** GOAL **
From the entries below, copy every line that holds the word "click".

** GIVEN DATA **
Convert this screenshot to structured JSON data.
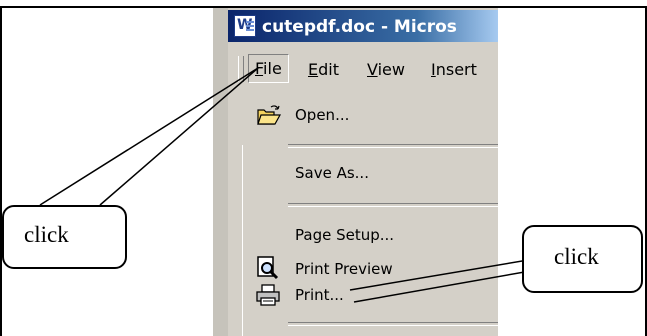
{
  "window": {
    "title": "cutepdf.doc - Micros",
    "app_icon": "word-document-icon"
  },
  "menubar": {
    "items": [
      {
        "label": "File",
        "mnemonic_index": 0
      },
      {
        "label": "Edit",
        "mnemonic_index": 0
      },
      {
        "label": "View",
        "mnemonic_index": 0
      },
      {
        "label": "Insert",
        "mnemonic_index": 0
      }
    ]
  },
  "file_menu": {
    "items": [
      {
        "label": "Open...",
        "icon": "open-folder-icon"
      },
      {
        "label": "Save As..."
      },
      {
        "label": "Page Setup..."
      },
      {
        "label": "Print Preview",
        "icon": "print-preview-icon"
      },
      {
        "label": "Print...",
        "icon": "printer-icon"
      }
    ]
  },
  "annotations": {
    "callout_file": "click",
    "callout_print": "click"
  },
  "colors": {
    "titlebar": "#0a246a",
    "chrome": "#d4d0c8",
    "frame": "#000000"
  }
}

** WRITTEN SOLUTION **
    "callout_file": "click",
    "callout_print": "click"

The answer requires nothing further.